Goal:
Out of the lines below, please list those that hold the string "frac".

(Saved entries)

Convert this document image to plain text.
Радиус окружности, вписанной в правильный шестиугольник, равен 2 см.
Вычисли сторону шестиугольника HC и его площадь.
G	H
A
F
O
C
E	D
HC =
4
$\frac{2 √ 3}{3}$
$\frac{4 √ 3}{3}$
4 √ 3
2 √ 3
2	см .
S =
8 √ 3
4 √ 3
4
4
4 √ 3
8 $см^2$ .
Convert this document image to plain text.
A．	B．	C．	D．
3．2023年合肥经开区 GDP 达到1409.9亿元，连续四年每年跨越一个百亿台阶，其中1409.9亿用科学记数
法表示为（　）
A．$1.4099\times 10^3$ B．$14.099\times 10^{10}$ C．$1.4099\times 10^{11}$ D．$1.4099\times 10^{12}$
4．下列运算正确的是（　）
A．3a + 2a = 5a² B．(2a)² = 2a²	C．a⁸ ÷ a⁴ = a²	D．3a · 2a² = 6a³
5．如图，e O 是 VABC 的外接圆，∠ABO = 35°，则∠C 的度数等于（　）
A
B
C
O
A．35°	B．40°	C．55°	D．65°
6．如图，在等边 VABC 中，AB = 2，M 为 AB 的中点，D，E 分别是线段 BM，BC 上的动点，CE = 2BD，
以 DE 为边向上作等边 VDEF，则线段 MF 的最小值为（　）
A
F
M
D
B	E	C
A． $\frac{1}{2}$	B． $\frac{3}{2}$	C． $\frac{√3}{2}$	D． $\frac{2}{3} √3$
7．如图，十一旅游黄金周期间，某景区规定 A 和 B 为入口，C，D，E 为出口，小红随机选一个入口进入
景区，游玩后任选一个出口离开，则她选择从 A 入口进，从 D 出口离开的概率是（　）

Exercise response:
$\frac{2 √ 3}{3}$
$\frac{4 √ 3}{3}$
A． $\frac{1}{2}$	B． $\frac{3}{2}$	C． $\frac{√3}{2}$	D． $\frac{2}{3} √3$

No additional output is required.